__Requirements__
Go through each line of the records below and count those with the word "Size"; give only the total.

Start of Dataset excerpts

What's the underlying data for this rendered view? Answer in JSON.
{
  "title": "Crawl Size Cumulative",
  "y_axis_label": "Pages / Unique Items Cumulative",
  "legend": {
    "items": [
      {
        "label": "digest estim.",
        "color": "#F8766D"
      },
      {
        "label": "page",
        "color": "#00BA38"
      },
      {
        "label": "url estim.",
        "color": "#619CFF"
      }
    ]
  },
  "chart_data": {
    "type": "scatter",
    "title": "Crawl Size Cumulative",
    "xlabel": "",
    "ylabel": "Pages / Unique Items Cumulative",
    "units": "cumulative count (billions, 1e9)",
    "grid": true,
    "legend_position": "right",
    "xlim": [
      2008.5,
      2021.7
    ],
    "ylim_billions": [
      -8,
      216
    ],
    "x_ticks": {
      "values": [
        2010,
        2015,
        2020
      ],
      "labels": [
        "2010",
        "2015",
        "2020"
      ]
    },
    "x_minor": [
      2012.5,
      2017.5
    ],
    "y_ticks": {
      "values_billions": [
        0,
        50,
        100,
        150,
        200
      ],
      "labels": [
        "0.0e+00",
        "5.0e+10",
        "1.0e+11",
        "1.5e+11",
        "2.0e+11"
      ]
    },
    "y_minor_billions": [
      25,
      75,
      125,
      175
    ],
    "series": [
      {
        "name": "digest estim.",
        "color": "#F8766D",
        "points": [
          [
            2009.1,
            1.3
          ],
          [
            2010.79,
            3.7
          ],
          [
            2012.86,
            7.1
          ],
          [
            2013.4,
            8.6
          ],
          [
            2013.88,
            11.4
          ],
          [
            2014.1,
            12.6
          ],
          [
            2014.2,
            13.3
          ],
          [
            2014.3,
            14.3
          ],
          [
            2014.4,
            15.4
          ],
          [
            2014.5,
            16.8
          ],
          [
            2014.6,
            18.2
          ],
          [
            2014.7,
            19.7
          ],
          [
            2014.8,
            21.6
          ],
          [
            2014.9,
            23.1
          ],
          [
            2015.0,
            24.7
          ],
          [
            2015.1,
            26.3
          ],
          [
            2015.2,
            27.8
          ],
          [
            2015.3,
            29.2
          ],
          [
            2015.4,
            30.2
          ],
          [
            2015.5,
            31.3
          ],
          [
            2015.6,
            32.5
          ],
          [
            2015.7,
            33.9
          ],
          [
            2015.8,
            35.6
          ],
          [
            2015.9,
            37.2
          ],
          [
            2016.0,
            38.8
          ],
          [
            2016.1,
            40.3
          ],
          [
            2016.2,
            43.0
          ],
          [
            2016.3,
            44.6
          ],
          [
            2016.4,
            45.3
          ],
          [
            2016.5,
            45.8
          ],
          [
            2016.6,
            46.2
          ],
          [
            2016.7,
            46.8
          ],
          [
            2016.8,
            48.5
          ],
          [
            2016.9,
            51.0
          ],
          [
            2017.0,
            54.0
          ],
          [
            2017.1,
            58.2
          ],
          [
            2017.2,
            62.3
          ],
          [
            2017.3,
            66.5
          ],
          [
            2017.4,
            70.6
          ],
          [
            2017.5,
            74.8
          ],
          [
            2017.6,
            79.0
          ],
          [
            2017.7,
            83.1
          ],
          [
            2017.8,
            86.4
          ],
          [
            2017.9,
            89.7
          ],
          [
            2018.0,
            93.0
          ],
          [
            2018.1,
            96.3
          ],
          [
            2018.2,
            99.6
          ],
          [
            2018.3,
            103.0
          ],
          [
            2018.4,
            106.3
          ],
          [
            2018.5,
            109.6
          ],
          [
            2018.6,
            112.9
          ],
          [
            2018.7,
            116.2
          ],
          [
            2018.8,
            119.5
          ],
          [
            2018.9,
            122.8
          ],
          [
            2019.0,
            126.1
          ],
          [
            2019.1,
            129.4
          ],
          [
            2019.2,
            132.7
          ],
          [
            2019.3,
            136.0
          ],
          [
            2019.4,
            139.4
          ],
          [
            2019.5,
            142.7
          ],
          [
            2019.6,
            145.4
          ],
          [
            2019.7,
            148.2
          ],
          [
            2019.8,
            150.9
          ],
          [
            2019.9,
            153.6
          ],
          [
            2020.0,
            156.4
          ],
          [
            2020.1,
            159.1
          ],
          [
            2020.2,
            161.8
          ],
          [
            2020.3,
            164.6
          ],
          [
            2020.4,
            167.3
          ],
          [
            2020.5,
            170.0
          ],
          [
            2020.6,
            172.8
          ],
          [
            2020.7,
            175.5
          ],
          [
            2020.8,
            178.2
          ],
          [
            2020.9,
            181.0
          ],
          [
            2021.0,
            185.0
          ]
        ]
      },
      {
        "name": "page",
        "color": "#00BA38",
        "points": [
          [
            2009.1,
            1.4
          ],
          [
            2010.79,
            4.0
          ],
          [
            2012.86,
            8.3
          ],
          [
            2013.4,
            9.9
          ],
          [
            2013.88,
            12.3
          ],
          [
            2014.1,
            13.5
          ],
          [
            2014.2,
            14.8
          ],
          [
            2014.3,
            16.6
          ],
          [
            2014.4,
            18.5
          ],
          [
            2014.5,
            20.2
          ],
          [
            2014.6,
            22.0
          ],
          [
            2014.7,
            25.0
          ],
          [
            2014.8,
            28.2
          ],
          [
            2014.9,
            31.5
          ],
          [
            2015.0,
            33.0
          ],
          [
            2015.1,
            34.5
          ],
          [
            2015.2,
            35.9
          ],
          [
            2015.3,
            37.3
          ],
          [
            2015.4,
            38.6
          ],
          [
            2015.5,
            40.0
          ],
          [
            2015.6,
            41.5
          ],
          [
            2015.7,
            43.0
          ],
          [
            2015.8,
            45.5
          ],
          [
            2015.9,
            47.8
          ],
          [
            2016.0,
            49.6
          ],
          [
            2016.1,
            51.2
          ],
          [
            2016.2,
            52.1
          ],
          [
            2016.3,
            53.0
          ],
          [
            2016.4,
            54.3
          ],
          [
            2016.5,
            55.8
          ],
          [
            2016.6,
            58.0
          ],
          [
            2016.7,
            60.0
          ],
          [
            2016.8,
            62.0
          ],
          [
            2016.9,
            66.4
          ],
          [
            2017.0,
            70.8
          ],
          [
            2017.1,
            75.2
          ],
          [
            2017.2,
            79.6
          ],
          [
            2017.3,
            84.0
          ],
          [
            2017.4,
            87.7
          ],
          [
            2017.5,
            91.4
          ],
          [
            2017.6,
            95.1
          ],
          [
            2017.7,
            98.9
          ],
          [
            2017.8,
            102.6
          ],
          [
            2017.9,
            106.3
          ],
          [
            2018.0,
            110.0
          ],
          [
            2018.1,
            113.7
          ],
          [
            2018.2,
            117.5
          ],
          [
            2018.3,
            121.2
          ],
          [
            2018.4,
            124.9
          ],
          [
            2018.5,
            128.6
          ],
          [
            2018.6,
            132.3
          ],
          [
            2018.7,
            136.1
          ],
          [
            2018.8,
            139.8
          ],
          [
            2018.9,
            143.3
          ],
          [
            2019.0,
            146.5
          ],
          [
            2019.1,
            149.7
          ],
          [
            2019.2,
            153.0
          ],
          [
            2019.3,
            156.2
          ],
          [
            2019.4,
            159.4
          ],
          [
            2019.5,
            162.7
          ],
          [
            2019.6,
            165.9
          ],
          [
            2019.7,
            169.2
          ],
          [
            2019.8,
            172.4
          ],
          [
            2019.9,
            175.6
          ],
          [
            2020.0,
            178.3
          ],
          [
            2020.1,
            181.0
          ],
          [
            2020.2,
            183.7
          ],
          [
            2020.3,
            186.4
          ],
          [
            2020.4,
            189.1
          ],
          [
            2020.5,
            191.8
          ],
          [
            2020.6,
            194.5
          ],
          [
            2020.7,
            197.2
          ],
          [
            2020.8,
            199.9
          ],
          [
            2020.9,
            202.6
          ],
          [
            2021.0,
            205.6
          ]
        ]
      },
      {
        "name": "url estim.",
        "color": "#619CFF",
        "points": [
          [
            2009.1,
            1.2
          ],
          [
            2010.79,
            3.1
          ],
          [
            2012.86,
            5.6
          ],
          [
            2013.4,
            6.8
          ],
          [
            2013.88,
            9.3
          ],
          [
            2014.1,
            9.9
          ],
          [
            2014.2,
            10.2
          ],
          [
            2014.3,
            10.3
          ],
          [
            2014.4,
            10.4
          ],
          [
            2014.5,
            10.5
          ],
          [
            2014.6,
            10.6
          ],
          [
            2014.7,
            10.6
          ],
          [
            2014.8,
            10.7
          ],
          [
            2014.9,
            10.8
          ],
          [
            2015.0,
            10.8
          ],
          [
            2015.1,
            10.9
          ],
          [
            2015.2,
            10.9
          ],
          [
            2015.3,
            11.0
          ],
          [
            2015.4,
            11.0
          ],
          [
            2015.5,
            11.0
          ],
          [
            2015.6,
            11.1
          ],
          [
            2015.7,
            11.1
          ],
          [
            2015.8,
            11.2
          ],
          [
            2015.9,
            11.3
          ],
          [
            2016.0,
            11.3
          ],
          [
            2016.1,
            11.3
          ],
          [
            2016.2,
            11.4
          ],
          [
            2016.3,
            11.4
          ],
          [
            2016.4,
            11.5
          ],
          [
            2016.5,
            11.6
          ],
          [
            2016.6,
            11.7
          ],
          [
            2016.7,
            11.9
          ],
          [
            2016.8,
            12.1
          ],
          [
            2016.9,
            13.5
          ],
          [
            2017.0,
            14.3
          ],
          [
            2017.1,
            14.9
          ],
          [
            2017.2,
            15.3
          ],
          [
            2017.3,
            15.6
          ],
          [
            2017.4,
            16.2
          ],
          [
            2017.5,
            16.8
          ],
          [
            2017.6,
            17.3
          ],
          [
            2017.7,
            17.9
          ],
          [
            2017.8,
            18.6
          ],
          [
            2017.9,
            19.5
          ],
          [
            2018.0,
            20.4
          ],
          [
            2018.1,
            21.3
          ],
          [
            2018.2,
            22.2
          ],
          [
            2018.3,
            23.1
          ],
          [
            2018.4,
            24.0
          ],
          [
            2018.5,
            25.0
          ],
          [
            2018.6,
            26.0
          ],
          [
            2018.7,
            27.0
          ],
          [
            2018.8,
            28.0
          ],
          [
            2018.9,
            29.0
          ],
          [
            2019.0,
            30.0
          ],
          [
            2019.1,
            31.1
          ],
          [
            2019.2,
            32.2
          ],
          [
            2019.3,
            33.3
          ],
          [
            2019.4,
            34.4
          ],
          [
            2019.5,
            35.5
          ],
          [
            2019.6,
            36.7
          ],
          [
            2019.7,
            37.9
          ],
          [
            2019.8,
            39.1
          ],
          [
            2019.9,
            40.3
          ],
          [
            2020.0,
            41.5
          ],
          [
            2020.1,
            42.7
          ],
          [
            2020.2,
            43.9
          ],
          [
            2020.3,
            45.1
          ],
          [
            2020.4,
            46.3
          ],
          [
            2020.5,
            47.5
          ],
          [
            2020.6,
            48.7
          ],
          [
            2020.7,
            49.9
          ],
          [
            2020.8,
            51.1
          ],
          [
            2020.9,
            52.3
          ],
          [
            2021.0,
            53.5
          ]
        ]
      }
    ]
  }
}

End of Dataset excerpts

__In response__
2